* **Selected extract**

Tuesday, July 14, 2009


Basil Guacamole

Sacramento summers are too hot for cilantro. Mine grows beautifully all winter long, but past spring, it wilts and fizzles in our heat. Basil, the wonderful, spicy herb that I adore, however, loves the heat. Since avocados and tomatoes are fresh at the farmers’ market, and I was craving guacamole, I thought I’d experiment and substitute basil for cilantro.

Winner! I actually liked this more than the original version. I used a hybrid basil that volunteered itself in my garden this year. It’s a blend between cinnamon and Italian basil, so it’s got an extra bite and sweetness. Stirred into the guacamole, it sent bright bursts through every morsel. Hello, new friend!

Basil Guacamole

2 avocados, peeled and seeded
1 small tomato (I prefer Brandywine), diced
1 tiny red onion, diced (I used the baby-sized onions from my garden—about the size of a tea bag)
Juice from one lime (don’t skimp here—this stuff makes a delightful tang that enhances the whole dish)
1 teaspoon freshly ground black pepper
2 teaspoons hot sauce
2 Tablespoons basil, julienned (chopped finely)

Mash the avocado with a fork. Add the remaining ingredients and stir together. Serve with organic blue corn tortilla chips. Or, eat by the spoonfuls.

Serves 2 as a light appetizer. If you’re hungry, double up!

* **Goal of the exercise**
Quote the basil guacamole post word for word, between "Tuesday, July 14, 2009" and "of a tea bag)", inclusive.

* **Provided data**
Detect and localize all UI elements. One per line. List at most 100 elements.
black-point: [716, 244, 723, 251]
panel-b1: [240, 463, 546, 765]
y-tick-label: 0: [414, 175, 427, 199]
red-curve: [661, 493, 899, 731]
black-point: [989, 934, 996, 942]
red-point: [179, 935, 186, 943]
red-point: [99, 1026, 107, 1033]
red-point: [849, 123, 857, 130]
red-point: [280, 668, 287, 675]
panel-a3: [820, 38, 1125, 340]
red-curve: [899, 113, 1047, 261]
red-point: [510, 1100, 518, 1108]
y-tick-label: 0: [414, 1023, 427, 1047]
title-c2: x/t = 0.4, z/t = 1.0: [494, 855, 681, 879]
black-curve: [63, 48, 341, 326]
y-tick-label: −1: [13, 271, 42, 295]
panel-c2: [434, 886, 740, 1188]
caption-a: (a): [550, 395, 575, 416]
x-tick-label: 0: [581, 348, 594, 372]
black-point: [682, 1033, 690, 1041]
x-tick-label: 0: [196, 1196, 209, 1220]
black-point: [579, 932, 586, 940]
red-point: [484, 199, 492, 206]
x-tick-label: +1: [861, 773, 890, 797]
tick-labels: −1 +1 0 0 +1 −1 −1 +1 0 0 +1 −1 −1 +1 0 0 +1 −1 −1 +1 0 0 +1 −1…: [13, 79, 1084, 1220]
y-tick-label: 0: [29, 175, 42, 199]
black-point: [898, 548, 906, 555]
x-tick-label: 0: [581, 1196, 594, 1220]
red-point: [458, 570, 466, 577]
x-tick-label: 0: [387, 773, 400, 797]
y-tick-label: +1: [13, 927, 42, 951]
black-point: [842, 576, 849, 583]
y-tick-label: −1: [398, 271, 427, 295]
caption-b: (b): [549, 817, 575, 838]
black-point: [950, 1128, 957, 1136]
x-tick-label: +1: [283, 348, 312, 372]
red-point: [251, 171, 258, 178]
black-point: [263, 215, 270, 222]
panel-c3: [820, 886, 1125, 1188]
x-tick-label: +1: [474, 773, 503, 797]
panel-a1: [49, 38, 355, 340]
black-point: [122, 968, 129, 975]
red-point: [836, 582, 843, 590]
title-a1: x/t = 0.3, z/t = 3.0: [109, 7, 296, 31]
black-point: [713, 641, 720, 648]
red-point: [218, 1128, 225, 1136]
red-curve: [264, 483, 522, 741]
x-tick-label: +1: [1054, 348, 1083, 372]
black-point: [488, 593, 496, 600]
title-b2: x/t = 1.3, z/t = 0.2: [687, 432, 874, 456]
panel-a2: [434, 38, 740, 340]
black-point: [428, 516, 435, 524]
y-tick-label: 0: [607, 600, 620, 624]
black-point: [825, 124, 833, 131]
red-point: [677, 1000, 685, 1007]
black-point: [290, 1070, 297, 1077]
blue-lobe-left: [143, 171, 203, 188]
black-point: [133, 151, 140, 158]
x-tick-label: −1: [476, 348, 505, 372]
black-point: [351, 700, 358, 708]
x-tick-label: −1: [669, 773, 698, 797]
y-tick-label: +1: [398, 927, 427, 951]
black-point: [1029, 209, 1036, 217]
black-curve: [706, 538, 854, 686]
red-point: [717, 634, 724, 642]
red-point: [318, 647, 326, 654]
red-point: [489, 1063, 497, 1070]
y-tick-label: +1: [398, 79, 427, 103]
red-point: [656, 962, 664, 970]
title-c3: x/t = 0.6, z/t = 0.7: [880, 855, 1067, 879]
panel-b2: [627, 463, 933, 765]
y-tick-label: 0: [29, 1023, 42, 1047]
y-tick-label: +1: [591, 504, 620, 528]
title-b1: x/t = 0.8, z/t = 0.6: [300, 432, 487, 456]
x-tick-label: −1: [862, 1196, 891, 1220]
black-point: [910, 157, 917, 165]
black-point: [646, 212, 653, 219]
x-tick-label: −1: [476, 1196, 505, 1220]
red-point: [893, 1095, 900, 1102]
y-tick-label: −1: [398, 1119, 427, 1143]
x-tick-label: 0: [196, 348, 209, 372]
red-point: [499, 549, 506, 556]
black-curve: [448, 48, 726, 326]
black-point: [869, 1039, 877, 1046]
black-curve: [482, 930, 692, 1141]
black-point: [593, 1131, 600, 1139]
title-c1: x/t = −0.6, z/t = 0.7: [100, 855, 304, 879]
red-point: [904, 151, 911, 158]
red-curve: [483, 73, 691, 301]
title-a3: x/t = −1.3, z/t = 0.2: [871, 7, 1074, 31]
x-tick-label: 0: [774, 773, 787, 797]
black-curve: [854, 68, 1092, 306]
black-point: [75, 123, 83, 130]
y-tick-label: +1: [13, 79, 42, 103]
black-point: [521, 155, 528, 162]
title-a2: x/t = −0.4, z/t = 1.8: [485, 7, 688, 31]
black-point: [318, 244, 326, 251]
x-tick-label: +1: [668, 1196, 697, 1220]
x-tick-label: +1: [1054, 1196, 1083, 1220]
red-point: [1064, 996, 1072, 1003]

* **Solution**
Tuesday, July 14, 2009


Basil Guacamole

Sacramento summers are too hot for cilantro. Mine grows beautifully all winter long, but past spring, it wilts and fizzles in our heat. Basil, the wonderful, spicy herb that I adore, however, loves the heat. Since avocados and tomatoes are fresh at the farmers’ market, and I was craving guacamole, I thought I’d experiment and substitute basil for cilantro.

Winner! I actually liked this more than the original version. I used a hybrid basil that volunteered itself in my garden this year. It’s a blend between cinnamon and Italian basil, so it’s got an extra bite and sweetness. Stirred into the guacamole, it sent bright bursts through every morsel. Hello, new friend!

Basil Guacamole

2 avocados, peeled and seeded
1 small tomato (I prefer Brandywine), diced
1 tiny red onion, diced (I used the baby-sized onions from my garden—about the size of a tea bag)